▸ **Problem description**
The entries below should be given again exactly, minus their pictures.

▸ **Provided material**
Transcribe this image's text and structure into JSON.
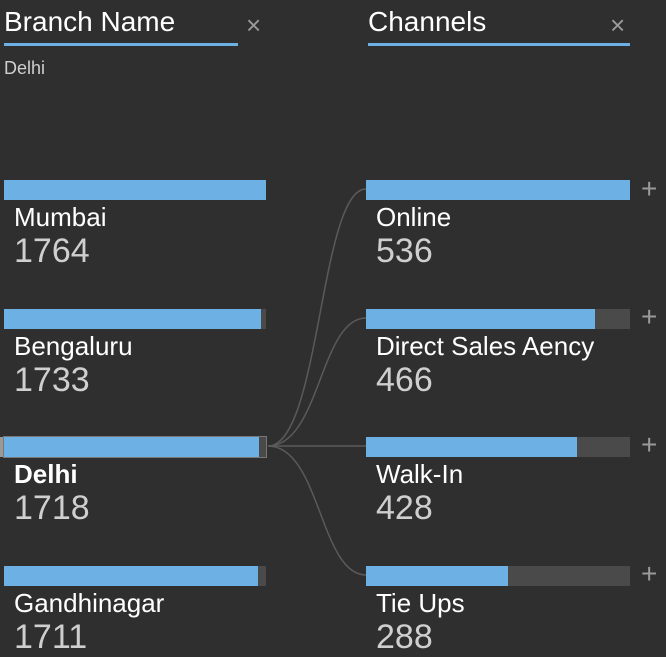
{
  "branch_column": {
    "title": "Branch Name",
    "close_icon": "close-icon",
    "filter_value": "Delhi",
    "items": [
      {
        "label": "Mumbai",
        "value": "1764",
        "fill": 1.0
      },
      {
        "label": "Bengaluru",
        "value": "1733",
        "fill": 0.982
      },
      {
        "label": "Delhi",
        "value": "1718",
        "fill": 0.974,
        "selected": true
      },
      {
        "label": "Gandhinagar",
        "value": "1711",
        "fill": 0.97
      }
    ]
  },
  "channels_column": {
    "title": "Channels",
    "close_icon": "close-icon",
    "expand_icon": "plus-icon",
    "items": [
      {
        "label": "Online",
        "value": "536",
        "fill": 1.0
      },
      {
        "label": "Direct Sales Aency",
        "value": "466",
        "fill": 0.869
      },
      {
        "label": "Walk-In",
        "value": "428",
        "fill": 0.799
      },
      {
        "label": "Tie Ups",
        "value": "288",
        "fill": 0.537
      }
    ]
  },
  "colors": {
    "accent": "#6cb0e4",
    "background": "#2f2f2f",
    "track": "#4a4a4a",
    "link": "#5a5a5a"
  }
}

▸ **Written response**
Transcribe this image's text and structure into JSON.
{
  "branch_column": {
    "title": "Branch Name",
    "close_icon": "close-icon",
    "filter_value": "Delhi",
    "items": [
      {
        "label": "Mumbai",
        "value": "1764",
        "fill": 1.0
      },
      {
        "label": "Bengaluru",
        "value": "1733",
        "fill": 0.982
      },
      {
        "label": "Delhi",
        "value": "1718",
        "fill": 0.974,
        "selected": true
      },
      {
        "label": "Gandhinagar",
        "value": "1711",
        "fill": 0.97
      }
    ]
  },
  "channels_column": {
    "title": "Channels",
    "close_icon": "close-icon",
    "expand_icon": "plus-icon",
    "items": [
      {
        "label": "Online",
        "value": "536",
        "fill": 1.0
      },
      {
        "label": "Direct Sales Aency",
        "value": "466",
        "fill": 0.869
      },
      {
        "label": "Walk-In",
        "value": "428",
        "fill": 0.799
      },
      {
        "label": "Tie Ups",
        "value": "288",
        "fill": 0.537
      }
    ]
  },
  "colors": {
    "accent": "#6cb0e4",
    "background": "#2f2f2f",
    "track": "#4a4a4a",
    "link": "#5a5a5a"
  }
}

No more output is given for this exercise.